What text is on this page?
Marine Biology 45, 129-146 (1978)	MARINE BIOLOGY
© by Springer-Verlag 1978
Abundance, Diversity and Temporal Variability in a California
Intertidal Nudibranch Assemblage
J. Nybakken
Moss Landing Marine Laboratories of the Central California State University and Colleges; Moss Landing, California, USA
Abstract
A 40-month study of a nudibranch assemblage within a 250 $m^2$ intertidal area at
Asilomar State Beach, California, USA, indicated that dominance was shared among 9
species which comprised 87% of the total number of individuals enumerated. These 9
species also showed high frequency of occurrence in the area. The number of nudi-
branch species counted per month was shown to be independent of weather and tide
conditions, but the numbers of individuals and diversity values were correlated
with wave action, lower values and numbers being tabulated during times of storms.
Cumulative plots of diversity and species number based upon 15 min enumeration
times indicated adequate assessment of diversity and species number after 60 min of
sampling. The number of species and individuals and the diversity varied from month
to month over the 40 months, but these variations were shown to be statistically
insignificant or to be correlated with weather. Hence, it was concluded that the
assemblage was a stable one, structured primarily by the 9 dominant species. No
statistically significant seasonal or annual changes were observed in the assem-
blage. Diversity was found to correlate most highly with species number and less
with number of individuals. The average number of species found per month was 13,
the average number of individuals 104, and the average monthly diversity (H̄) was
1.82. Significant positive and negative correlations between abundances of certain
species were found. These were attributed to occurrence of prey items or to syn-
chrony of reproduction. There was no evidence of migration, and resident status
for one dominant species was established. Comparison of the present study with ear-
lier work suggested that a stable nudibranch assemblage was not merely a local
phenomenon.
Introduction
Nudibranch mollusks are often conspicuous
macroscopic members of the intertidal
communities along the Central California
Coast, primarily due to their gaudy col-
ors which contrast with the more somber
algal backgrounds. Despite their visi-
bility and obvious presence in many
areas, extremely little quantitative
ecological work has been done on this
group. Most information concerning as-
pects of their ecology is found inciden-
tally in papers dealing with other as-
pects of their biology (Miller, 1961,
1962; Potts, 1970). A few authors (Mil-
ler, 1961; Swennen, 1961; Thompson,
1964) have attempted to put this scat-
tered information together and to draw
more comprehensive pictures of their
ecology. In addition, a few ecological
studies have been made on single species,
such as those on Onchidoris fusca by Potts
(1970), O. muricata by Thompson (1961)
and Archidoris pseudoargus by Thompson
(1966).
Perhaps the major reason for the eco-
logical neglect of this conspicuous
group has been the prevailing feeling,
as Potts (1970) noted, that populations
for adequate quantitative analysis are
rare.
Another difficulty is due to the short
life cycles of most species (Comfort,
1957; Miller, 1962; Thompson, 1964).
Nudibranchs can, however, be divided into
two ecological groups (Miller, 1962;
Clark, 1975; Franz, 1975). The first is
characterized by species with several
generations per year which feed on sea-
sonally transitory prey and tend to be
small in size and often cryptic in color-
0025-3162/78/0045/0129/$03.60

+++++

• Short exercise: In the records above, find the lines containing "times" and copy them.

• Reply:
with wave action, lower values and numbers being tabulated during times of storms.
times indicated adequate assessment of diversity and species number after 60 min of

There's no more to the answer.